__INSTRUCTIONS TO FOLLOW__
Can you rewrite all the entries below, swapping every "MSSQL" for "PostgreSQL" and leaving everything else unchanged? Leave out the pictures.
^^^^^^^^^^^^^^^^
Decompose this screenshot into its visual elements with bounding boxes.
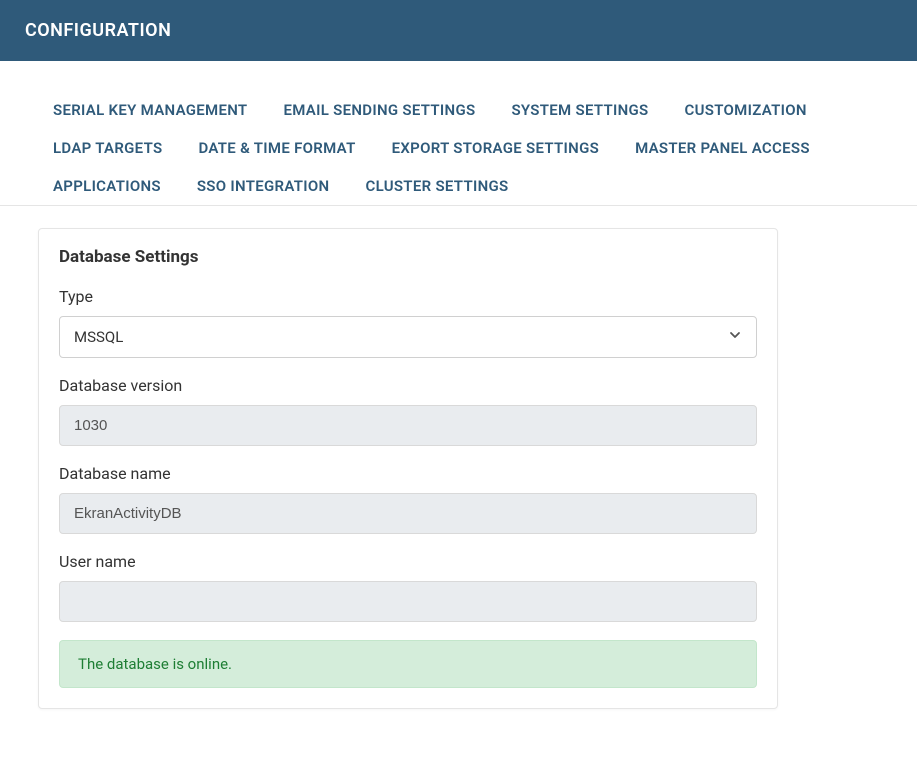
tab-master-panel-access[interactable]: MASTER PANEL ACCESS xyxy=(617,129,828,167)
database-settings-card: Database Settings Type MSSQL Database ve… xyxy=(38,228,778,709)
version-group: Database version xyxy=(59,376,757,446)
name-group: Database name xyxy=(59,464,757,534)
page-title: CONFIGURATION xyxy=(25,20,171,41)
status-message: The database is online. xyxy=(78,655,232,673)
tabs-nav: SERIAL KEY MANAGEMENT EMAIL SENDING SETT… xyxy=(0,61,917,206)
tab-date-time-format[interactable]: DATE & TIME FORMAT xyxy=(180,129,373,167)
card-title: Database Settings xyxy=(59,247,757,267)
user-group: User name xyxy=(59,552,757,622)
type-select[interactable]: MSSQL xyxy=(59,316,757,358)
name-field xyxy=(59,493,757,534)
version-field xyxy=(59,405,757,446)
tab-applications[interactable]: APPLICATIONS xyxy=(35,167,179,205)
tab-cluster-settings[interactable]: CLUSTER SETTINGS xyxy=(347,167,526,205)
version-label: Database version xyxy=(59,376,757,395)
tab-export-storage-settings[interactable]: EXPORT STORAGE SETTINGS xyxy=(374,129,617,167)
type-label: Type xyxy=(59,287,757,306)
tab-sso-integration[interactable]: SSO INTEGRATION xyxy=(179,167,348,205)
user-field xyxy=(59,581,757,622)
tab-system-settings[interactable]: SYSTEM SETTINGS xyxy=(493,91,666,129)
tab-customization[interactable]: CUSTOMIZATION xyxy=(667,91,825,129)
user-label: User name xyxy=(59,552,757,571)
tab-email-sending-settings[interactable]: EMAIL SENDING SETTINGS xyxy=(265,91,493,129)
name-label: Database name xyxy=(59,464,757,483)
tab-ldap-targets[interactable]: LDAP TARGETS xyxy=(35,129,180,167)
tab-serial-key-management[interactable]: SERIAL KEY MANAGEMENT xyxy=(35,91,265,129)
status-alert: The database is online. xyxy=(59,640,757,688)
page-header: CONFIGURATION xyxy=(0,0,917,61)
type-group: Type MSSQL xyxy=(59,287,757,358)
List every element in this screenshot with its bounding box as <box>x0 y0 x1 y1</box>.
^^^^^^^^^^^^^^^^
__CORRECT ANSWER__
Decompose this screenshot into its visual elements with bounding boxes.
tab-master-panel-access[interactable]: MASTER PANEL ACCESS xyxy=(617,129,828,167)
database-settings-card: Database Settings Type PostgreSQL Database ve… xyxy=(38,228,778,709)
version-group: Database version xyxy=(59,376,757,446)
name-group: Database name xyxy=(59,464,757,534)
page-title: CONFIGURATION xyxy=(25,20,171,41)
status-message: The database is online. xyxy=(78,655,232,673)
tabs-nav: SERIAL KEY MANAGEMENT EMAIL SENDING SETT… xyxy=(0,61,917,206)
tab-date-time-format[interactable]: DATE & TIME FORMAT xyxy=(180,129,373,167)
card-title: Database Settings xyxy=(59,247,757,267)
user-group: User name xyxy=(59,552,757,622)
type-select[interactable]: PostgreSQL xyxy=(59,316,757,358)
name-field xyxy=(59,493,757,534)
version-field xyxy=(59,405,757,446)
tab-applications[interactable]: APPLICATIONS xyxy=(35,167,179,205)
tab-cluster-settings[interactable]: CLUSTER SETTINGS xyxy=(347,167,526,205)
version-label: Database version xyxy=(59,376,757,395)
tab-export-storage-settings[interactable]: EXPORT STORAGE SETTINGS xyxy=(374,129,617,167)
type-label: Type xyxy=(59,287,757,306)
tab-sso-integration[interactable]: SSO INTEGRATION xyxy=(179,167,348,205)
user-field xyxy=(59,581,757,622)
tab-system-settings[interactable]: SYSTEM SETTINGS xyxy=(493,91,666,129)
tab-customization[interactable]: CUSTOMIZATION xyxy=(667,91,825,129)
user-label: User name xyxy=(59,552,757,571)
tab-email-sending-settings[interactable]: EMAIL SENDING SETTINGS xyxy=(265,91,493,129)
name-label: Database name xyxy=(59,464,757,483)
tab-ldap-targets[interactable]: LDAP TARGETS xyxy=(35,129,180,167)
tab-serial-key-management[interactable]: SERIAL KEY MANAGEMENT xyxy=(35,91,265,129)
status-alert: The database is online. xyxy=(59,640,757,688)
page-header: CONFIGURATION xyxy=(0,0,917,61)
type-group: Type PostgreSQL xyxy=(59,287,757,358)
List every element in this screenshot with its bounding box as <box>x0 y0 x1 y1</box>.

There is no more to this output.